### Exercise brief
Extract all of the data and reproduce it precisely.
--- BEGIN ---
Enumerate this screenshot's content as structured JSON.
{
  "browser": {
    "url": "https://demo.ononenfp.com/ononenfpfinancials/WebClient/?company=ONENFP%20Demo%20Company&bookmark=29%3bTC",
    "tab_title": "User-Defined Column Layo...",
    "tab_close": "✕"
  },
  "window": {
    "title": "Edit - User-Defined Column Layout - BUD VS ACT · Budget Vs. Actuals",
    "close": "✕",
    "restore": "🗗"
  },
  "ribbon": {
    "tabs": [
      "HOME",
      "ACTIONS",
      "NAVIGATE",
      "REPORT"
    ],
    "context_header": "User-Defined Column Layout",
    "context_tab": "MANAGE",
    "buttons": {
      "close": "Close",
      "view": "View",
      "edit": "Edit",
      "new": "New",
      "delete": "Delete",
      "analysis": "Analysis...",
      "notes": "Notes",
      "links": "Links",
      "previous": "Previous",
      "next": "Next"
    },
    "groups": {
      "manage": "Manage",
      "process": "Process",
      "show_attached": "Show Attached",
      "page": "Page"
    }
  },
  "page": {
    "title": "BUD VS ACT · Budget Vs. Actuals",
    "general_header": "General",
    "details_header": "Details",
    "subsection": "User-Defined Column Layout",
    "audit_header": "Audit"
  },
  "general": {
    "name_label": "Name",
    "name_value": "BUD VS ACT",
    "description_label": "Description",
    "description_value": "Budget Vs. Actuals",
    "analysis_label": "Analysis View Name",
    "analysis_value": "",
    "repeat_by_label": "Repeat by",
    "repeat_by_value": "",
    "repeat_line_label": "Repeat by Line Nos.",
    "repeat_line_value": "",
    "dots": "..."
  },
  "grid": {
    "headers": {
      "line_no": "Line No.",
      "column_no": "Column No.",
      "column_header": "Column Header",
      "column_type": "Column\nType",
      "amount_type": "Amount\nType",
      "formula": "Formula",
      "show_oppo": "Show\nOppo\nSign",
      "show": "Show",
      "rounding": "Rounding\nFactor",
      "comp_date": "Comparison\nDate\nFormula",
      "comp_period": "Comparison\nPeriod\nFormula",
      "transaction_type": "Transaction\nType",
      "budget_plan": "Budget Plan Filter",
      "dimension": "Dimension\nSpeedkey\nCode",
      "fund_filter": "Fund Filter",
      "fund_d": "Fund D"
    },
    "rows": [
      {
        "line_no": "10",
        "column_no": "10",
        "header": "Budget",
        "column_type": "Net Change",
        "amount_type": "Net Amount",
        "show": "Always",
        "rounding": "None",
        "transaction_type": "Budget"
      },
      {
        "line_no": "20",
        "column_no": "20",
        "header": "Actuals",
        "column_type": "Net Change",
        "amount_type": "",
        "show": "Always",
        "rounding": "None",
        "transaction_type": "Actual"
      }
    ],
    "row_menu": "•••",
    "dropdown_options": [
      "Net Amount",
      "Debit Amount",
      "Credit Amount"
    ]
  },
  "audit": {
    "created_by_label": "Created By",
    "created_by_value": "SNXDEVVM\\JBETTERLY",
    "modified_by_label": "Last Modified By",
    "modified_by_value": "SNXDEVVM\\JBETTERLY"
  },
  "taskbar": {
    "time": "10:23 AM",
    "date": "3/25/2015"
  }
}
--- END ---
### Full solution
Enumerate this screenshot's content as structured JSON.
{
  "browser": {
    "url": "https://demo.ononenfp.com/ononenfpfinancials/WebClient/?company=ONENFP%20Demo%20Company&bookmark=29%3bTC",
    "tab_title": "User-Defined Column Layo...",
    "tab_close": "✕"
  },
  "window": {
    "title": "Edit - User-Defined Column Layout - BUD VS ACT · Budget Vs. Actuals",
    "close": "✕",
    "restore": "🗗"
  },
  "ribbon": {
    "tabs": [
      "HOME",
      "ACTIONS",
      "NAVIGATE",
      "REPORT"
    ],
    "context_header": "User-Defined Column Layout",
    "context_tab": "MANAGE",
    "buttons": {
      "close": "Close",
      "view": "View",
      "edit": "Edit",
      "new": "New",
      "delete": "Delete",
      "analysis": "Analysis...",
      "notes": "Notes",
      "links": "Links",
      "previous": "Previous",
      "next": "Next"
    },
    "groups": {
      "manage": "Manage",
      "process": "Process",
      "show_attached": "Show Attached",
      "page": "Page"
    }
  },
  "page": {
    "title": "BUD VS ACT · Budget Vs. Actuals",
    "general_header": "General",
    "details_header": "Details",
    "subsection": "User-Defined Column Layout",
    "audit_header": "Audit"
  },
  "general": {
    "name_label": "Name",
    "name_value": "BUD VS ACT",
    "description_label": "Description",
    "description_value": "Budget Vs. Actuals",
    "analysis_label": "Analysis View Name",
    "analysis_value": "",
    "repeat_by_label": "Repeat by",
    "repeat_by_value": "",
    "repeat_line_label": "Repeat by Line Nos.",
    "repeat_line_value": "",
    "dots": "..."
  },
  "grid": {
    "headers": {
      "line_no": "Line No.",
      "column_no": "Column No.",
      "column_header": "Column Header",
      "column_type": "Column\nType",
      "amount_type": "Amount\nType",
      "formula": "Formula",
      "show_oppo": "Show\nOppo\nSign",
      "show": "Show",
      "rounding": "Rounding\nFactor",
      "comp_date": "Comparison\nDate\nFormula",
      "comp_period": "Comparison\nPeriod\nFormula",
      "transaction_type": "Transaction\nType",
      "budget_plan": "Budget Plan Filter",
      "dimension": "Dimension\nSpeedkey\nCode",
      "fund_filter": "Fund Filter",
      "fund_d": "Fund D"
    },
    "rows": [
      {
        "line_no": "10",
        "column_no": "10",
        "header": "Budget",
        "column_type": "Net Change",
        "amount_type": "Net Amount",
        "show": "Always",
        "rounding": "None",
        "transaction_type": "Budget"
      },
      {
        "line_no": "20",
        "column_no": "20",
        "header": "Actuals",
        "column_type": "Net Change",
        "amount_type": "",
        "show": "Always",
        "rounding": "None",
        "transaction_type": "Actual"
      }
    ],
    "row_menu": "•••",
    "dropdown_options": [
      "Net Amount",
      "Debit Amount",
      "Credit Amount"
    ]
  },
  "audit": {
    "created_by_label": "Created By",
    "created_by_value": "SNXDEVVM\\JBETTERLY",
    "modified_by_label": "Last Modified By",
    "modified_by_value": "SNXDEVVM\\JBETTERLY"
  },
  "taskbar": {
    "time": "10:23 AM",
    "date": "3/25/2015"
  }
}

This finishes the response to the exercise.